* Begin DATA TO USE *

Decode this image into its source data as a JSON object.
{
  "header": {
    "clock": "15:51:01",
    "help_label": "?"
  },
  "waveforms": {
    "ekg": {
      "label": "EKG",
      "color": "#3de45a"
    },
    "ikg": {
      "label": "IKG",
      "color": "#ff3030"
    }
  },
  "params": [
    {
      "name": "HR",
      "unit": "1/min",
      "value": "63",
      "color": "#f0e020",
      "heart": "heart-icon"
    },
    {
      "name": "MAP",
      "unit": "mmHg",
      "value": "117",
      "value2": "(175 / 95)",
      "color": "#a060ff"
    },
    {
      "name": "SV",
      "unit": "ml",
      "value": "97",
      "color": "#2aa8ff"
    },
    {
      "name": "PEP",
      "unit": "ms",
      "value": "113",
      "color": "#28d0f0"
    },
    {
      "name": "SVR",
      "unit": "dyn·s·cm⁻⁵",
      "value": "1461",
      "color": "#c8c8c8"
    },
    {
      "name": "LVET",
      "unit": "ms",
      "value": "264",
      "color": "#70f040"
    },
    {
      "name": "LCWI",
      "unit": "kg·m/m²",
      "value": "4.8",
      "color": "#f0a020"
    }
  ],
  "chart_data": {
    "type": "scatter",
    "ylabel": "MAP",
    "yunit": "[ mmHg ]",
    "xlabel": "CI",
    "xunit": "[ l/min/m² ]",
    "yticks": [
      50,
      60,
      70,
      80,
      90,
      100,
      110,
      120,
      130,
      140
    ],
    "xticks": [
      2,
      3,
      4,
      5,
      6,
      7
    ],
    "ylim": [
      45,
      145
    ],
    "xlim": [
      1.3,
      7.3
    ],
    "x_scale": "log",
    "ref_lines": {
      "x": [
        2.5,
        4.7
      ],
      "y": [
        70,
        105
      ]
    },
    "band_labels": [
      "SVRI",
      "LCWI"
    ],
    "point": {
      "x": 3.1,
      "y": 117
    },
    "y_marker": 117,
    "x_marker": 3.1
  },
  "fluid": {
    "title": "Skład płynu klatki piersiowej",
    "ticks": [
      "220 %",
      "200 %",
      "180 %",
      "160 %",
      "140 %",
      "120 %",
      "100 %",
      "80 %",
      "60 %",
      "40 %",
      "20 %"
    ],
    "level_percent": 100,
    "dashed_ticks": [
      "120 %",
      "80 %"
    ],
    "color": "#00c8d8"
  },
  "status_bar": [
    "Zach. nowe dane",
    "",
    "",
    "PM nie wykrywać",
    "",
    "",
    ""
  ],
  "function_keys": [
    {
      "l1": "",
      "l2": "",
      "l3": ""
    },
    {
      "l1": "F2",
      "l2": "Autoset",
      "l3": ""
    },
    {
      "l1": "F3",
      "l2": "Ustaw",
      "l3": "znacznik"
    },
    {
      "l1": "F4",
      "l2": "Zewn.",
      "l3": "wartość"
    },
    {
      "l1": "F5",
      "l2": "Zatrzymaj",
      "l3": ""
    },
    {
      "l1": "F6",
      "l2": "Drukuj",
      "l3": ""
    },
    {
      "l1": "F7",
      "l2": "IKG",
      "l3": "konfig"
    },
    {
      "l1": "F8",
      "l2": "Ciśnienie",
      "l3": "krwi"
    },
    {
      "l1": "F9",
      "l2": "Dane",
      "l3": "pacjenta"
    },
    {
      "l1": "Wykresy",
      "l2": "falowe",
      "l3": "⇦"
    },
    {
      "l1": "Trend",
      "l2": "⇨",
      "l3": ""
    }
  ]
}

* End DATA TO USE *

Reproduce the listing in full. Keep it exactly as written.

Decode this image into its source data as a JSON object.
{
  "header": {
    "clock": "15:51:01",
    "help_label": "?"
  },
  "waveforms": {
    "ekg": {
      "label": "EKG",
      "color": "#3de45a"
    },
    "ikg": {
      "label": "IKG",
      "color": "#ff3030"
    }
  },
  "params": [
    {
      "name": "HR",
      "unit": "1/min",
      "value": "63",
      "color": "#f0e020",
      "heart": "heart-icon"
    },
    {
      "name": "MAP",
      "unit": "mmHg",
      "value": "117",
      "value2": "(175 / 95)",
      "color": "#a060ff"
    },
    {
      "name": "SV",
      "unit": "ml",
      "value": "97",
      "color": "#2aa8ff"
    },
    {
      "name": "PEP",
      "unit": "ms",
      "value": "113",
      "color": "#28d0f0"
    },
    {
      "name": "SVR",
      "unit": "dyn·s·cm⁻⁵",
      "value": "1461",
      "color": "#c8c8c8"
    },
    {
      "name": "LVET",
      "unit": "ms",
      "value": "264",
      "color": "#70f040"
    },
    {
      "name": "LCWI",
      "unit": "kg·m/m²",
      "value": "4.8",
      "color": "#f0a020"
    }
  ],
  "chart_data": {
    "type": "scatter",
    "ylabel": "MAP",
    "yunit": "[ mmHg ]",
    "xlabel": "CI",
    "xunit": "[ l/min/m² ]",
    "yticks": [
      50,
      60,
      70,
      80,
      90,
      100,
      110,
      120,
      130,
      140
    ],
    "xticks": [
      2,
      3,
      4,
      5,
      6,
      7
    ],
    "ylim": [
      45,
      145
    ],
    "xlim": [
      1.3,
      7.3
    ],
    "x_scale": "log",
    "ref_lines": {
      "x": [
        2.5,
        4.7
      ],
      "y": [
        70,
        105
      ]
    },
    "band_labels": [
      "SVRI",
      "LCWI"
    ],
    "point": {
      "x": 3.1,
      "y": 117
    },
    "y_marker": 117,
    "x_marker": 3.1
  },
  "fluid": {
    "title": "Skład płynu klatki piersiowej",
    "ticks": [
      "220 %",
      "200 %",
      "180 %",
      "160 %",
      "140 %",
      "120 %",
      "100 %",
      "80 %",
      "60 %",
      "40 %",
      "20 %"
    ],
    "level_percent": 100,
    "dashed_ticks": [
      "120 %",
      "80 %"
    ],
    "color": "#00c8d8"
  },
  "status_bar": [
    "Zach. nowe dane",
    "",
    "",
    "PM nie wykrywać",
    "",
    "",
    ""
  ],
  "function_keys": [
    {
      "l1": "",
      "l2": "",
      "l3": ""
    },
    {
      "l1": "F2",
      "l2": "Autoset",
      "l3": ""
    },
    {
      "l1": "F3",
      "l2": "Ustaw",
      "l3": "znacznik"
    },
    {
      "l1": "F4",
      "l2": "Zewn.",
      "l3": "wartość"
    },
    {
      "l1": "F5",
      "l2": "Zatrzymaj",
      "l3": ""
    },
    {
      "l1": "F6",
      "l2": "Drukuj",
      "l3": ""
    },
    {
      "l1": "F7",
      "l2": "IKG",
      "l3": "konfig"
    },
    {
      "l1": "F8",
      "l2": "Ciśnienie",
      "l3": "krwi"
    },
    {
      "l1": "F9",
      "l2": "Dane",
      "l3": "pacjenta"
    },
    {
      "l1": "Wykresy",
      "l2": "falowe",
      "l3": "⇦"
    },
    {
      "l1": "Trend",
      "l2": "⇨",
      "l3": ""
    }
  ]
}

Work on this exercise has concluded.